Exercise goal:
Copy the records below exactly, leaving out any pictures.

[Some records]
══════════

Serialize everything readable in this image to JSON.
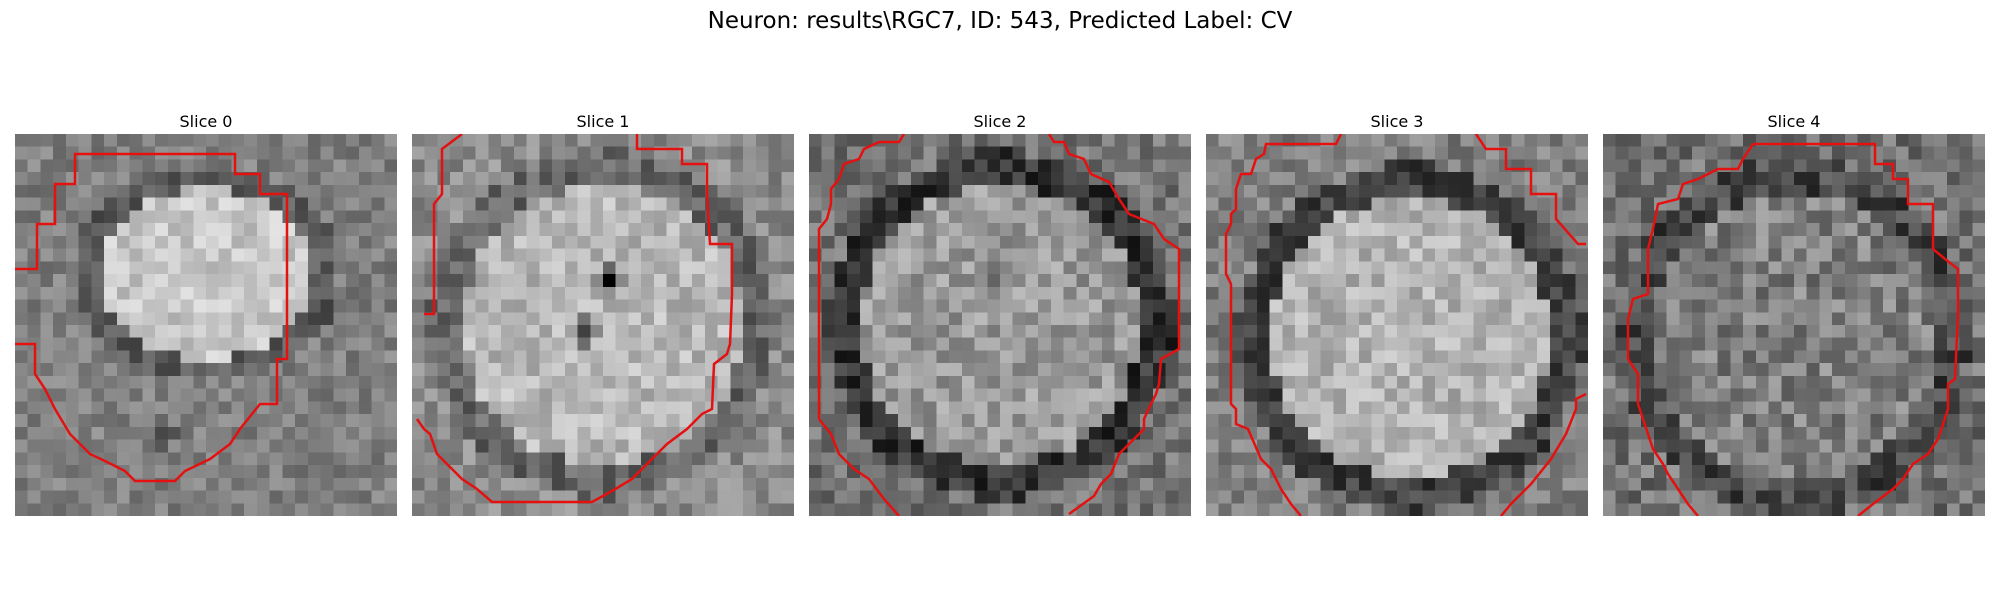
{
  "figure": {
    "title": "Neuron: results\\RGC7, ID: 543, Predicted Label: CV"
  },
  "slices": [
    {
      "title": "Slice 0"
    },
    {
      "title": "Slice 1"
    },
    {
      "title": "Slice 2"
    },
    {
      "title": "Slice 3"
    },
    {
      "title": "Slice 4"
    }
  ],
  "colors": {
    "contour": "#e51010"
  }
}
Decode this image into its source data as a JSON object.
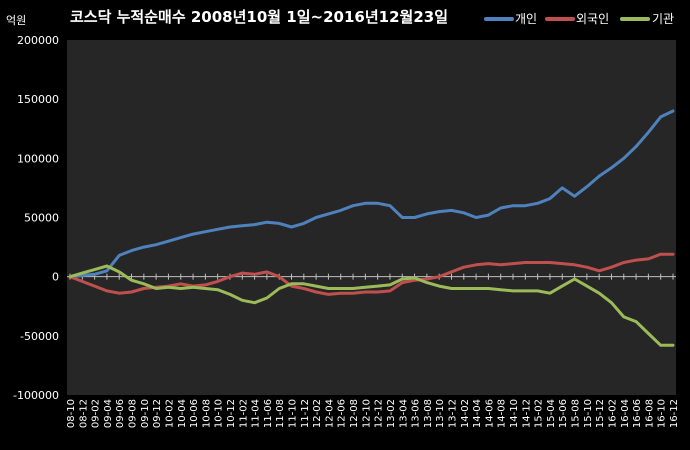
{
  "chart_data": {
    "type": "line",
    "title": "코스닥 누적순매수 2008년10월 1일~2016년12월23일",
    "y_unit": "억원",
    "ylim": [
      -100000,
      200000
    ],
    "yticks": [
      -100000,
      -50000,
      0,
      50000,
      100000,
      150000,
      200000
    ],
    "grid": false,
    "legend_position": "top-right",
    "categories": [
      "08-10",
      "08-12",
      "09-02",
      "09-04",
      "09-06",
      "09-08",
      "09-10",
      "09-12",
      "10-02",
      "10-04",
      "10-06",
      "10-08",
      "10-10",
      "10-12",
      "11-02",
      "11-04",
      "11-06",
      "11-08",
      "11-10",
      "11-12",
      "12-02",
      "12-04",
      "12-06",
      "12-08",
      "12-10",
      "12-12",
      "13-02",
      "13-04",
      "13-06",
      "13-08",
      "13-10",
      "13-12",
      "14-02",
      "14-04",
      "14-06",
      "14-08",
      "14-10",
      "14-12",
      "15-02",
      "15-04",
      "15-06",
      "15-08",
      "15-10",
      "15-12",
      "16-02",
      "16-04",
      "16-06",
      "16-08",
      "16-10",
      "16-12"
    ],
    "series": [
      {
        "name": "개인",
        "color": "#4F81BD",
        "values": [
          0,
          1000,
          2000,
          5000,
          18000,
          22000,
          25000,
          27000,
          30000,
          33000,
          36000,
          38000,
          40000,
          42000,
          43000,
          44000,
          46000,
          45000,
          42000,
          45000,
          50000,
          53000,
          56000,
          60000,
          62000,
          62000,
          60000,
          50000,
          50000,
          53000,
          55000,
          56000,
          54000,
          50000,
          52000,
          58000,
          60000,
          60000,
          62000,
          66000,
          75000,
          68000,
          76000,
          85000,
          92000,
          100000,
          110000,
          122000,
          135000,
          140000
        ]
      },
      {
        "name": "외국인",
        "color": "#C0504D",
        "values": [
          0,
          -4000,
          -8000,
          -12000,
          -14000,
          -13000,
          -10000,
          -9000,
          -8000,
          -6000,
          -8000,
          -7000,
          -4000,
          0,
          3000,
          2000,
          4000,
          0,
          -8000,
          -10000,
          -13000,
          -15000,
          -14000,
          -14000,
          -13000,
          -13000,
          -12000,
          -5000,
          -3000,
          -2000,
          0,
          4000,
          8000,
          10000,
          11000,
          10000,
          11000,
          12000,
          12000,
          12000,
          11000,
          10000,
          8000,
          5000,
          8000,
          12000,
          14000,
          15000,
          19000,
          19000
        ]
      },
      {
        "name": "기관",
        "color": "#9BBB59",
        "values": [
          0,
          3000,
          6000,
          9000,
          4000,
          -3000,
          -6000,
          -10000,
          -9000,
          -10000,
          -9000,
          -10000,
          -11000,
          -15000,
          -20000,
          -22000,
          -18000,
          -10000,
          -6000,
          -6000,
          -8000,
          -10000,
          -10000,
          -10000,
          -9000,
          -8000,
          -7000,
          -2000,
          -1000,
          -5000,
          -8000,
          -10000,
          -10000,
          -10000,
          -10000,
          -11000,
          -12000,
          -12000,
          -12000,
          -14000,
          -8000,
          -2000,
          -8000,
          -14000,
          -22000,
          -34000,
          -38000,
          -48000,
          -58000,
          -58000
        ]
      }
    ]
  }
}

══════════

Solution to the exercise:
Serialize everything readable in this image to JSON.
{
  "figure": {
    "title": "Neuron: results\\RGC7, ID: 543, Predicted Label: CV"
  },
  "slices": [
    {
      "title": "Slice 0"
    },
    {
      "title": "Slice 1"
    },
    {
      "title": "Slice 2"
    },
    {
      "title": "Slice 3"
    },
    {
      "title": "Slice 4"
    }
  ],
  "colors": {
    "contour": "#e51010"
  }
}
Decode this image into its source data as a JSON object.
{
  "chart_data": {
    "type": "line",
    "title": "코스닥 누적순매수 2008년10월 1일~2016년12월23일",
    "y_unit": "억원",
    "ylim": [
      -100000,
      200000
    ],
    "yticks": [
      -100000,
      -50000,
      0,
      50000,
      100000,
      150000,
      200000
    ],
    "grid": false,
    "legend_position": "top-right",
    "categories": [
      "08-10",
      "08-12",
      "09-02",
      "09-04",
      "09-06",
      "09-08",
      "09-10",
      "09-12",
      "10-02",
      "10-04",
      "10-06",
      "10-08",
      "10-10",
      "10-12",
      "11-02",
      "11-04",
      "11-06",
      "11-08",
      "11-10",
      "11-12",
      "12-02",
      "12-04",
      "12-06",
      "12-08",
      "12-10",
      "12-12",
      "13-02",
      "13-04",
      "13-06",
      "13-08",
      "13-10",
      "13-12",
      "14-02",
      "14-04",
      "14-06",
      "14-08",
      "14-10",
      "14-12",
      "15-02",
      "15-04",
      "15-06",
      "15-08",
      "15-10",
      "15-12",
      "16-02",
      "16-04",
      "16-06",
      "16-08",
      "16-10",
      "16-12"
    ],
    "series": [
      {
        "name": "개인",
        "color": "#4F81BD",
        "values": [
          0,
          1000,
          2000,
          5000,
          18000,
          22000,
          25000,
          27000,
          30000,
          33000,
          36000,
          38000,
          40000,
          42000,
          43000,
          44000,
          46000,
          45000,
          42000,
          45000,
          50000,
          53000,
          56000,
          60000,
          62000,
          62000,
          60000,
          50000,
          50000,
          53000,
          55000,
          56000,
          54000,
          50000,
          52000,
          58000,
          60000,
          60000,
          62000,
          66000,
          75000,
          68000,
          76000,
          85000,
          92000,
          100000,
          110000,
          122000,
          135000,
          140000
        ]
      },
      {
        "name": "외국인",
        "color": "#C0504D",
        "values": [
          0,
          -4000,
          -8000,
          -12000,
          -14000,
          -13000,
          -10000,
          -9000,
          -8000,
          -6000,
          -8000,
          -7000,
          -4000,
          0,
          3000,
          2000,
          4000,
          0,
          -8000,
          -10000,
          -13000,
          -15000,
          -14000,
          -14000,
          -13000,
          -13000,
          -12000,
          -5000,
          -3000,
          -2000,
          0,
          4000,
          8000,
          10000,
          11000,
          10000,
          11000,
          12000,
          12000,
          12000,
          11000,
          10000,
          8000,
          5000,
          8000,
          12000,
          14000,
          15000,
          19000,
          19000
        ]
      },
      {
        "name": "기관",
        "color": "#9BBB59",
        "values": [
          0,
          3000,
          6000,
          9000,
          4000,
          -3000,
          -6000,
          -10000,
          -9000,
          -10000,
          -9000,
          -10000,
          -11000,
          -15000,
          -20000,
          -22000,
          -18000,
          -10000,
          -6000,
          -6000,
          -8000,
          -10000,
          -10000,
          -10000,
          -9000,
          -8000,
          -7000,
          -2000,
          -1000,
          -5000,
          -8000,
          -10000,
          -10000,
          -10000,
          -10000,
          -11000,
          -12000,
          -12000,
          -12000,
          -14000,
          -8000,
          -2000,
          -8000,
          -14000,
          -22000,
          -34000,
          -38000,
          -48000,
          -58000,
          -58000
        ]
      }
    ]
  }
}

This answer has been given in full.